§ What this task involves: Work through the material below line by line and say how many lines include the word "sources". Only the number, please.

=== Entries provided ===

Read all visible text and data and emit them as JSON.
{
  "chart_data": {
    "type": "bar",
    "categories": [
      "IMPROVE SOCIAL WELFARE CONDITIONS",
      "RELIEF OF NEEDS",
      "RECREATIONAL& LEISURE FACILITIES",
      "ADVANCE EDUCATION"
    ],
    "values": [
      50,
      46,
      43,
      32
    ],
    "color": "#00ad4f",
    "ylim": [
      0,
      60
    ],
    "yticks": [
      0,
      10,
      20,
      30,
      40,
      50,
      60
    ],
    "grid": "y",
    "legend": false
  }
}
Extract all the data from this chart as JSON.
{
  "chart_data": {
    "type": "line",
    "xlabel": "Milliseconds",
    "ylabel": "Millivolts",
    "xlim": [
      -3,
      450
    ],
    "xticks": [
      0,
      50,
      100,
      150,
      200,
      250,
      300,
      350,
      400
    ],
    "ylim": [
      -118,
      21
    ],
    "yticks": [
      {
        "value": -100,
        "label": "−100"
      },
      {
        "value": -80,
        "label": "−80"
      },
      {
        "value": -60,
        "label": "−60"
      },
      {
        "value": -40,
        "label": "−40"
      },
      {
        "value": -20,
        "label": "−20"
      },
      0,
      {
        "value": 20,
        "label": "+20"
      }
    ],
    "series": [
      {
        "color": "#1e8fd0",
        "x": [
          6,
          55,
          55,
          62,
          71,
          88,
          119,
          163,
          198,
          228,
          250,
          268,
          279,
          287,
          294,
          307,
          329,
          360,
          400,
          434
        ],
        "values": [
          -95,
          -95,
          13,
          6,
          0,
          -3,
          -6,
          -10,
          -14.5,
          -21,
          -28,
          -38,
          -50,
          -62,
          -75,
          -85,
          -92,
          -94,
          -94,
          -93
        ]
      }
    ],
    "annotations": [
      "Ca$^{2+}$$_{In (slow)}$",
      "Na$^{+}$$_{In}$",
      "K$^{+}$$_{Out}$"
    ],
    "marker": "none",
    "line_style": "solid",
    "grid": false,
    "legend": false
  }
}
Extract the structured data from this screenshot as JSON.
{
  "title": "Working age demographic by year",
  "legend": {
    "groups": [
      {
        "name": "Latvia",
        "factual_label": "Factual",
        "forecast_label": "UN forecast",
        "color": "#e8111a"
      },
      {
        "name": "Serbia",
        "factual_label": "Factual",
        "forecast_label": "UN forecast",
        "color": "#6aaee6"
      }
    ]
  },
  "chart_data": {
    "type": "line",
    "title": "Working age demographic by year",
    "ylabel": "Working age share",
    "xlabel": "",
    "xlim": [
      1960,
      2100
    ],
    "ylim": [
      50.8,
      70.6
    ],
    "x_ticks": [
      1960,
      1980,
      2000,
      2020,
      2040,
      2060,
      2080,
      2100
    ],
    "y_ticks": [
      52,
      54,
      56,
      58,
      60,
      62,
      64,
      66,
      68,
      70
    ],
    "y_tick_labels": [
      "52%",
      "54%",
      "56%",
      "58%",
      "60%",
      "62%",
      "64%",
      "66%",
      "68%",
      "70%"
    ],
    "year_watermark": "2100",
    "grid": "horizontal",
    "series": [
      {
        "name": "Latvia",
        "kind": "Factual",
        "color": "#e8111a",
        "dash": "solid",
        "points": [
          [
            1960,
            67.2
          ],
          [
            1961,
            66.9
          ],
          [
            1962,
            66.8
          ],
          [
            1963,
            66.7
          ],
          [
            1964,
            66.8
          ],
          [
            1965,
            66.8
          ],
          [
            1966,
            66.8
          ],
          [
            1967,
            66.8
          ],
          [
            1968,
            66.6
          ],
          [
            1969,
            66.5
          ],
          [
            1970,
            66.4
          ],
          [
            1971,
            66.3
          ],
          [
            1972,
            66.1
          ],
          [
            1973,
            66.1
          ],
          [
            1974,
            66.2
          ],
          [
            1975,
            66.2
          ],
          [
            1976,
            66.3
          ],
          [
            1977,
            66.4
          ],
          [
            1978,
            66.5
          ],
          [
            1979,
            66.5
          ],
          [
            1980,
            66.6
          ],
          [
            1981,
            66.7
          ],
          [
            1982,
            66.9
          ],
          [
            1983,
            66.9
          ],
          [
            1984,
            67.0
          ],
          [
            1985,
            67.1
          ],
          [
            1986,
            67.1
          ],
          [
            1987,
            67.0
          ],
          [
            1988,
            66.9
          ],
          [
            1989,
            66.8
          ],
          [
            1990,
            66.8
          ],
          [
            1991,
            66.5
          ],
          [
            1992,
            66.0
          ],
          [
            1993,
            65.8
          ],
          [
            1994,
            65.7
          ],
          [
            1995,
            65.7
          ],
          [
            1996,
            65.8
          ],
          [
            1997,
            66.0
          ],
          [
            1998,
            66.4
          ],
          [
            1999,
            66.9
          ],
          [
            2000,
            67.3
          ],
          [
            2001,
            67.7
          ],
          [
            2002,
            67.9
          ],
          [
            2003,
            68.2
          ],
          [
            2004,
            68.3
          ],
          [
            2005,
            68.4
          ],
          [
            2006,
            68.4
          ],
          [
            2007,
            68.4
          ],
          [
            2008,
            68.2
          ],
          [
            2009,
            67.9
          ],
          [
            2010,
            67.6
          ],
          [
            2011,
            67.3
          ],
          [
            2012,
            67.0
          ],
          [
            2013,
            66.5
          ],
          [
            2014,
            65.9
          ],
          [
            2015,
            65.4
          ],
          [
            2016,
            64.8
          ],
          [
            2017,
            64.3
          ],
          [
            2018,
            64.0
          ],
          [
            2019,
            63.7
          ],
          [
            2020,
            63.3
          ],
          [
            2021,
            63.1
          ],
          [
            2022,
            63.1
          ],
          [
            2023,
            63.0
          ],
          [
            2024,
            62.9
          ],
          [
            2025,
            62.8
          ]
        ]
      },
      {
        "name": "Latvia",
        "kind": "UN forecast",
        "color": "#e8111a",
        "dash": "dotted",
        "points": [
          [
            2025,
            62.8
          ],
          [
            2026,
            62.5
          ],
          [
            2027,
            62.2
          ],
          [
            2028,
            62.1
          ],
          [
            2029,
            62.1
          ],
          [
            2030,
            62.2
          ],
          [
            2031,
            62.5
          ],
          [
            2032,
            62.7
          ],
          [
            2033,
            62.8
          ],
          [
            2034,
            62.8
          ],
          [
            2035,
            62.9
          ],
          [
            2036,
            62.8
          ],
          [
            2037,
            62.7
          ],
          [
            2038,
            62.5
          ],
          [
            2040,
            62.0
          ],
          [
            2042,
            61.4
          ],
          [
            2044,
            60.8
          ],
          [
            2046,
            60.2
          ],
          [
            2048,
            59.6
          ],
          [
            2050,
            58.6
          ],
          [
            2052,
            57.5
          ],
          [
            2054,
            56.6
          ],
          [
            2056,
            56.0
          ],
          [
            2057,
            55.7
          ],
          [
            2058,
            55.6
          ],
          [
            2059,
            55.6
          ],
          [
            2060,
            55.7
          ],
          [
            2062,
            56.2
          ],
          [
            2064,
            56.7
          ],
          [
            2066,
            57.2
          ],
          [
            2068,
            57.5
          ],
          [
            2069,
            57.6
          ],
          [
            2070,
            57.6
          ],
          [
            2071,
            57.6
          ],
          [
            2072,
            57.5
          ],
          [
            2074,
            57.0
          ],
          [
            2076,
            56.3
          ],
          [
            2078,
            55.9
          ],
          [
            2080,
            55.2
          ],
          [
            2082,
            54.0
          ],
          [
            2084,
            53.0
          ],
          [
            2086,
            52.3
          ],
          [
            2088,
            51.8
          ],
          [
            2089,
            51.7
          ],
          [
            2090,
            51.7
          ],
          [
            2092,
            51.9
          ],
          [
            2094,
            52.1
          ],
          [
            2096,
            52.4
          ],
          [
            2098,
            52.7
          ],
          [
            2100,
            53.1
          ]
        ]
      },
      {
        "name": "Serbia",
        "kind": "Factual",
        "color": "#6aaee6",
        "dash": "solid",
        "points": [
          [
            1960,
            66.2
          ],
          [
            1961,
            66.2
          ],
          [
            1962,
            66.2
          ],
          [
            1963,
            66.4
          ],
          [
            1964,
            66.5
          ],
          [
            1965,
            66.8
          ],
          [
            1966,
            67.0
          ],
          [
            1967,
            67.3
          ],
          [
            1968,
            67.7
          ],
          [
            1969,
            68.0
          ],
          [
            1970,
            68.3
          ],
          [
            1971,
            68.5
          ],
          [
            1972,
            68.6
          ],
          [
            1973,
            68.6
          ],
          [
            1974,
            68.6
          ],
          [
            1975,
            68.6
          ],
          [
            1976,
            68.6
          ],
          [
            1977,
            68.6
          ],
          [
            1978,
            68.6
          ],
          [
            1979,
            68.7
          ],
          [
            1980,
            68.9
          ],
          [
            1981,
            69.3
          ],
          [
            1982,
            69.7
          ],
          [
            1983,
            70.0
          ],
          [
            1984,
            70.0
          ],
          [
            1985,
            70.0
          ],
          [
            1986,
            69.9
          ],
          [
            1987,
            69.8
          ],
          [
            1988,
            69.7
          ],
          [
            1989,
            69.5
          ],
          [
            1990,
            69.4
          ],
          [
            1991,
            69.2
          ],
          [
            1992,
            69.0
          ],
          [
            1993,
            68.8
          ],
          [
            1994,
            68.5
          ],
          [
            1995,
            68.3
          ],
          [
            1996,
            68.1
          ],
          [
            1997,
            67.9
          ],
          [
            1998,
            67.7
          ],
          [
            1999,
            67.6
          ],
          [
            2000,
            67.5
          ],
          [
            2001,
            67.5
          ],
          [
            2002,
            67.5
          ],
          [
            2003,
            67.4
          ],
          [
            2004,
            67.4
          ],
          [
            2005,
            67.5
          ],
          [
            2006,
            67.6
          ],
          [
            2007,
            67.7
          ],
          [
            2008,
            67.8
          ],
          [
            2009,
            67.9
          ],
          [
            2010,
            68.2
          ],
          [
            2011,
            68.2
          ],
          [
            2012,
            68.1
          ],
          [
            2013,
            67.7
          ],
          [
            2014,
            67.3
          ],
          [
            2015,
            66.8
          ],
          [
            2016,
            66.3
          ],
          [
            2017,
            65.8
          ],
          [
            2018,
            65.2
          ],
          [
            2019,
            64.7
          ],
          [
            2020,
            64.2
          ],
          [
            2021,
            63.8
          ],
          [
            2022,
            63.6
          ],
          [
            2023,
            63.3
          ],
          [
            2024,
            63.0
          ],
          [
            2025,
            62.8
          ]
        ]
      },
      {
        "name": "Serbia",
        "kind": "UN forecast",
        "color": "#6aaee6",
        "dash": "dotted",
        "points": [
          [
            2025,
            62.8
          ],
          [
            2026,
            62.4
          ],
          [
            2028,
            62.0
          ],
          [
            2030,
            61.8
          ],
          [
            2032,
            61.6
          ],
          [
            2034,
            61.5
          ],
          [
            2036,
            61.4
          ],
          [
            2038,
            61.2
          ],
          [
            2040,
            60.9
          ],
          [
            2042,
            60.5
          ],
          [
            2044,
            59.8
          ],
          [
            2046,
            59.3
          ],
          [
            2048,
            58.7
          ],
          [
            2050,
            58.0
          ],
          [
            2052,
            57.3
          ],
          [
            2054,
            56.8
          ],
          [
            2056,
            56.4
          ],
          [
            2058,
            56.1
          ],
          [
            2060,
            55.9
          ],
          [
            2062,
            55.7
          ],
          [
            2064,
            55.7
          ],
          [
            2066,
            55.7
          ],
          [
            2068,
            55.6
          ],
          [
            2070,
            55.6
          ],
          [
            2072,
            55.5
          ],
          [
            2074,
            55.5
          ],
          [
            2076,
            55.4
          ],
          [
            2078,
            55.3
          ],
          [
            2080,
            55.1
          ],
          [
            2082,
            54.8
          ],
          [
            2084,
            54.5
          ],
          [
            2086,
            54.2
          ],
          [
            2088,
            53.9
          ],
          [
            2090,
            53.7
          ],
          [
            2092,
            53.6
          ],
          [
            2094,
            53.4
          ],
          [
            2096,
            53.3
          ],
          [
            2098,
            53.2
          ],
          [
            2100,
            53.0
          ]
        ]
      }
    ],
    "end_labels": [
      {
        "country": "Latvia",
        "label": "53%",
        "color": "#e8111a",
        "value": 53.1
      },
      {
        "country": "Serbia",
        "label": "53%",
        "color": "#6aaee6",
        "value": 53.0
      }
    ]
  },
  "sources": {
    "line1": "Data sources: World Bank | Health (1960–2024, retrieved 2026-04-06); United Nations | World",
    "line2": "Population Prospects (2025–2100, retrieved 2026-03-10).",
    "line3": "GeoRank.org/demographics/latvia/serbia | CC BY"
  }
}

===

§ Expected output: 2